Islam-Melayu di Era Multikulturalisme

Kamis, 09 Oktober 2008


(Bustanuddin Agus (dosen FISIP Unand))

Gerakan posmodernisme (postmodernism) di Barat yang mulai berkembang tahun 1970-an seolah-olah memberi angin segar kepada negeri-negeri Islam untuk membangun masyarakatnya berdasarkan ajaran agama mereka. Angin segar itu juga berembus di kalangan suku bangsa Melayu yang mayoritas mendiami Indonesia dan Malaysia. Anggapan ini karena gerakan posmodernisme merupakan kritik dan reaksi terhadap gerakan modernisme yang bersifat kolonial, menjajah dan berusaha keras membaratkan wilayah lain di dunia. Tentu saja penjajahan dimaksud adalah penjajahan budaya, bukan penjajahan militer dan politik seperti di zaman penjajahan klasik. Gerakan postmodern menuntut pengakuan dan tidak ada lagi penjajahan terhadap berbagai kelompok agama, ideologi, ras, seks, suku bangsa, dan pengelompokan masyarakat. Namun angin segar ini dewasa ini telah dirasakan sebagai angin panas, terutama di kalangan masyarakat Islam dan Melayu.
^^^^^^^^
* **Tujuan Latihan**:
Menurut kutipan tentang Islam-Melayu, sejak kapan gerakan posmodernisme di Barat mulai berkembang? Materi ini berasal dari sumber lain.

* **Data Terkumpul**:
^^^^^^^^
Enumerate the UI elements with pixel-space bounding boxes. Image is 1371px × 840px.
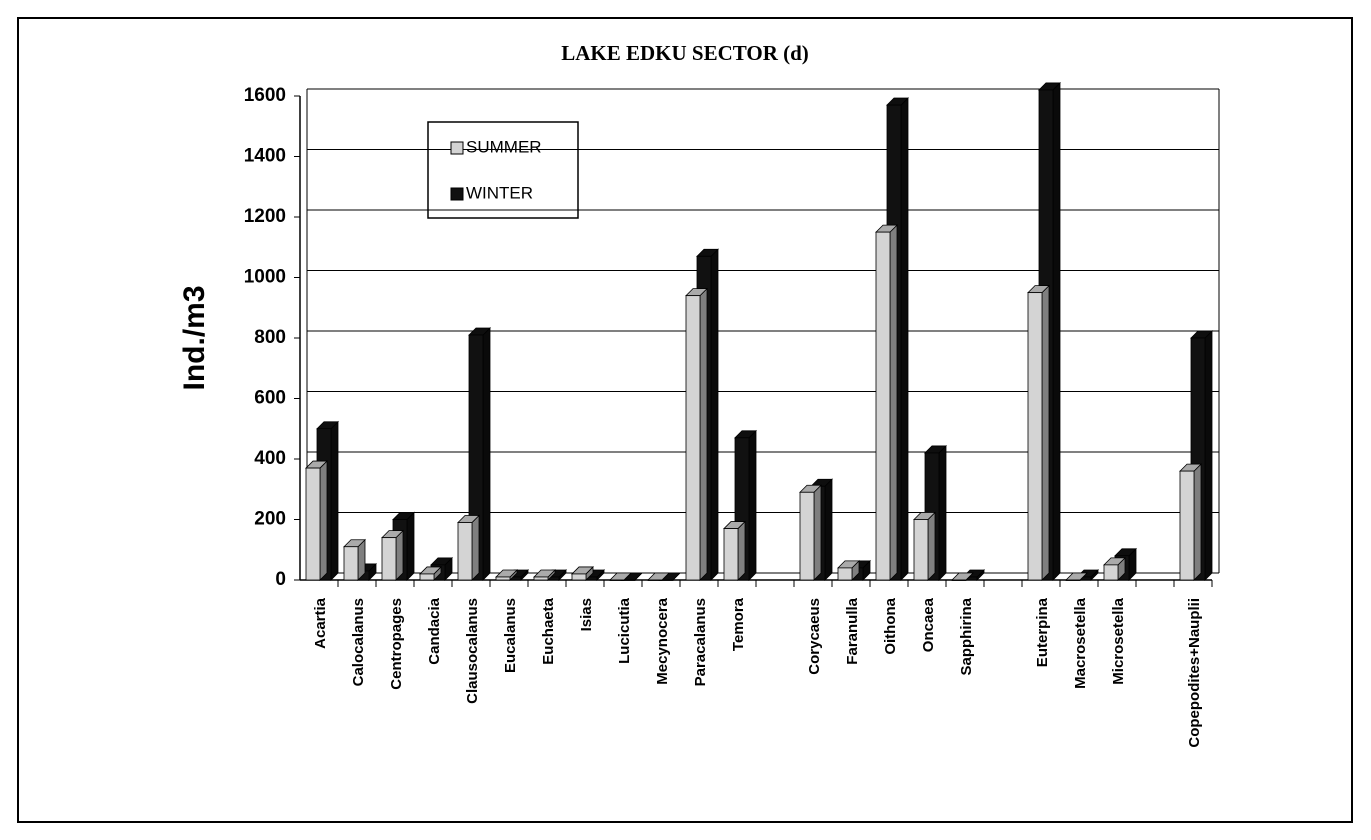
^^^^^^^^
* **Jawaban Tugas**:
Sejak tahun 1970-an.